• Objective
In your copy, leave out the pictures; write out all the data exactly.

Collected data

....................

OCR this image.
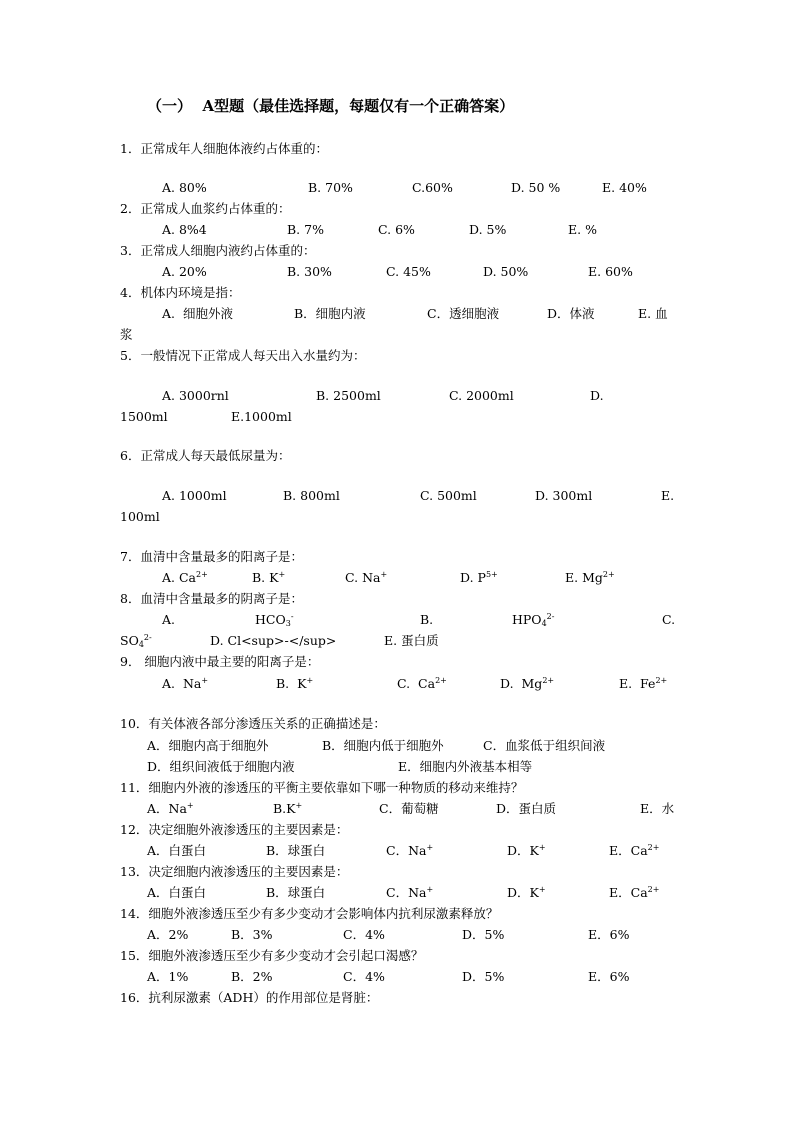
（一）  A型题（最佳选择题，每题仅有一个正确答案）
1．正常成年人细胞体液约占体重的：
A. 80%	B. 70%	C.60%	D. 50 %	E. 40%
2．正常成人血浆约占体重的：
A. 8%4	B. 7%	C. 6%	D. 5%	E. %
3．正常成人细胞内液约占体重的：
A. 20%	B. 30%	C. 45%	D. 50%	E. 60%
4．机体内环境是指：
A.  细胞外液	B．细胞内液	C．透细胞液	D．体液	E. 血
浆
5．一般情况下正常成人每天出入水量约为：
A. 3000rnl	B. 2500ml	C. 2000ml	D.
1500ml	E.1000ml
6．正常成人每天最低尿量为：
A. 1000ml	B. 800ml	C. 500ml	D. 300ml	E.
100ml
7．血清中含量最多的阳离子是：
A. $Ca^{2+}$	B. K+	C. Na+	D. $P^{5+}$	E. $Mg^{2+}$
8．血清中含量最多的阴离子是：
A.	$HCO_3^-$	B.	$HPO_4^{2-}$	C.
$SO_4^{2-}$	D. Cl<sup>-</sup>	E. 蛋白质
9． 细胞内液中最主要的阳离子是：
A.  Na+	B.  K+	C.  $Ca^{2+}$	D.  $Mg^{2+}$	E.  $Fe^{2+}$
10．有关体液各部分渗透压关系的正确描述是：
A．细胞内高于细胞外	B．细胞内低于细胞外	C．血浆低于组织间液
D．组织间液低于细胞内液	E．细胞内外液基本相等
11．细胞内外液的渗透压的平衡主要依靠如下哪一种物质的移动来维持？
A．Na+	B.K+	C．葡萄糖	D．蛋白质	E．水
12．决定细胞外液渗透压的主要因素是：
A．白蛋白	B．球蛋白	C．Na+	D．K+	E．$Ca^{2+}$
13．决定细胞内液渗透压的主要因素是：
A．白蛋白	B．球蛋白	C．Na+	D．K+	E．$Ca^{2+}$
14．细胞外液渗透压至少有多少变动才会影响体内抗利尿激素释放？
A．2%	B．3%	C．4%	D．5%	E．6%
15．细胞外液渗透压至少有多少变动才会引起口渴感？
A．1%	B．2%	C．4%	D．5%	E．6%
16．抗利尿激素（ADH）的作用部位是肾脏：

....................

• Task solution
OCR this image.
（一）  A型题（最佳选择题，每题仅有一个正确答案）
1．正常成年人细胞体液约占体重的：
A. 80%	B. 70%	C.60%	D. 50 %	E. 40%
2．正常成人血浆约占体重的：
A. 8%4	B. 7%	C. 6%	D. 5%	E. %
3．正常成人细胞内液约占体重的：
A. 20%	B. 30%	C. 45%	D. 50%	E. 60%
4．机体内环境是指：
A.  细胞外液	B．细胞内液	C．透细胞液	D．体液	E. 血
浆
5．一般情况下正常成人每天出入水量约为：
A. 3000rnl	B. 2500ml	C. 2000ml	D.
1500ml	E.1000ml
6．正常成人每天最低尿量为：
A. 1000ml	B. 800ml	C. 500ml	D. 300ml	E.
100ml
7．血清中含量最多的阳离子是：
A. $Ca^{2+}$	B. K+	C. Na+	D. $P^{5+}$	E. $Mg^{2+}$
8．血清中含量最多的阴离子是：
A.	$HCO_3^-$	B.	$HPO_4^{2-}$	C.
$SO_4^{2-}$	D. Cl<sup>-</sup>	E. 蛋白质
9． 细胞内液中最主要的阳离子是：
A.  Na+	B.  K+	C.  $Ca^{2+}$	D.  $Mg^{2+}$	E.  $Fe^{2+}$
10．有关体液各部分渗透压关系的正确描述是：
A．细胞内高于细胞外	B．细胞内低于细胞外	C．血浆低于组织间液
D．组织间液低于细胞内液	E．细胞内外液基本相等
11．细胞内外液的渗透压的平衡主要依靠如下哪一种物质的移动来维持？
A．Na+	B.K+	C．葡萄糖	D．蛋白质	E．水
12．决定细胞外液渗透压的主要因素是：
A．白蛋白	B．球蛋白	C．Na+	D．K+	E．$Ca^{2+}$
13．决定细胞内液渗透压的主要因素是：
A．白蛋白	B．球蛋白	C．Na+	D．K+	E．$Ca^{2+}$
14．细胞外液渗透压至少有多少变动才会影响体内抗利尿激素释放？
A．2%	B．3%	C．4%	D．5%	E．6%
15．细胞外液渗透压至少有多少变动才会引起口渴感？
A．1%	B．2%	C．4%	D．5%	E．6%
16．抗利尿激素（ADH）的作用部位是肾脏：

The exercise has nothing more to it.